▶ _Stated problem_
Omit the pictures, then write out every entry exactly as it reads.

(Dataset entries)

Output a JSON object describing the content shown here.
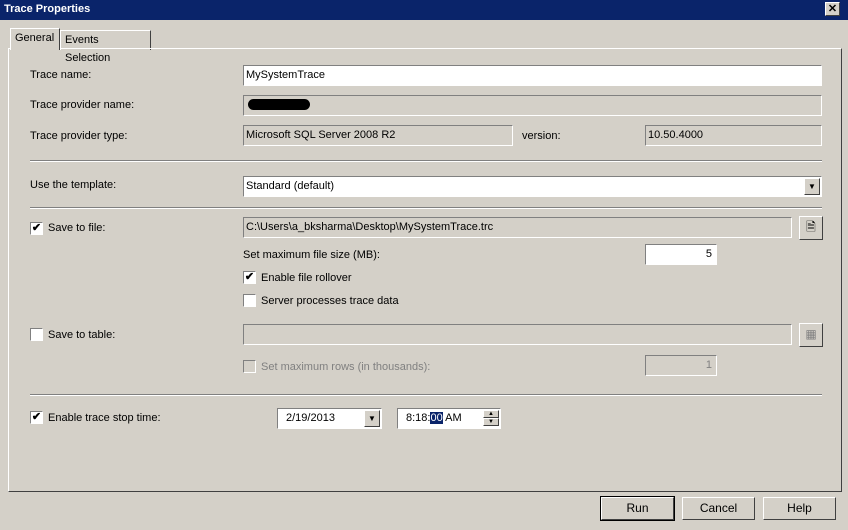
{
  "window": {
    "title": "Trace Properties",
    "close_glyph": "✕"
  },
  "tabs": [
    {
      "label": "General"
    },
    {
      "label": "Events Selection"
    }
  ],
  "general": {
    "trace_name_label": "Trace name:",
    "trace_name_value": "MySystemTrace",
    "provider_name_label": "Trace provider name:",
    "provider_type_label": "Trace provider type:",
    "provider_type_value": "Microsoft SQL Server 2008 R2",
    "version_label": "version:",
    "version_value": "10.50.4000",
    "template_label": "Use the template:",
    "template_value": "Standard (default)",
    "save_to_file_label": "Save to file:",
    "save_to_file_checked": true,
    "file_path": "C:\\Users\\a_bksharma\\Desktop\\MySystemTrace.trc",
    "max_file_size_label": "Set maximum file size (MB):",
    "max_file_size_value": "5",
    "enable_rollover_label": "Enable file rollover",
    "enable_rollover_checked": true,
    "server_processes_label": "Server processes trace data",
    "server_processes_checked": false,
    "save_to_table_label": "Save to table:",
    "save_to_table_checked": false,
    "max_rows_label": "Set maximum rows (in thousands):",
    "max_rows_value": "1",
    "stop_time_label": "Enable trace stop time:",
    "stop_time_checked": true,
    "stop_date": "2/19/2013",
    "stop_time_prefix": "8:18:",
    "stop_time_selected": "00",
    "stop_time_suffix": " AM"
  },
  "buttons": {
    "run": "Run",
    "cancel": "Cancel",
    "help": "Help"
  },
  "glyphs": {
    "check": "✔",
    "dropdown": "▼",
    "spin_up": "▲",
    "spin_down": "▼",
    "browse_file": "🗎",
    "browse_table": "▦"
  },
  "colors": {
    "titlebar": "#0a246a",
    "face": "#d4d0c8",
    "selection": "#0a246a"
  }
}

▶ _Result of the exercise_
Output a JSON object describing the content shown here.
{
  "window": {
    "title": "Trace Properties",
    "close_glyph": "✕"
  },
  "tabs": [
    {
      "label": "General"
    },
    {
      "label": "Events Selection"
    }
  ],
  "general": {
    "trace_name_label": "Trace name:",
    "trace_name_value": "MySystemTrace",
    "provider_name_label": "Trace provider name:",
    "provider_type_label": "Trace provider type:",
    "provider_type_value": "Microsoft SQL Server 2008 R2",
    "version_label": "version:",
    "version_value": "10.50.4000",
    "template_label": "Use the template:",
    "template_value": "Standard (default)",
    "save_to_file_label": "Save to file:",
    "save_to_file_checked": true,
    "file_path": "C:\\Users\\a_bksharma\\Desktop\\MySystemTrace.trc",
    "max_file_size_label": "Set maximum file size (MB):",
    "max_file_size_value": "5",
    "enable_rollover_label": "Enable file rollover",
    "enable_rollover_checked": true,
    "server_processes_label": "Server processes trace data",
    "server_processes_checked": false,
    "save_to_table_label": "Save to table:",
    "save_to_table_checked": false,
    "max_rows_label": "Set maximum rows (in thousands):",
    "max_rows_value": "1",
    "stop_time_label": "Enable trace stop time:",
    "stop_time_checked": true,
    "stop_date": "2/19/2013",
    "stop_time_prefix": "8:18:",
    "stop_time_selected": "00",
    "stop_time_suffix": " AM"
  },
  "buttons": {
    "run": "Run",
    "cancel": "Cancel",
    "help": "Help"
  },
  "glyphs": {
    "check": "✔",
    "dropdown": "▼",
    "spin_up": "▲",
    "spin_down": "▼",
    "browse_file": "🗎",
    "browse_table": "▦"
  },
  "colors": {
    "titlebar": "#0a246a",
    "face": "#d4d0c8",
    "selection": "#0a246a"
  }
}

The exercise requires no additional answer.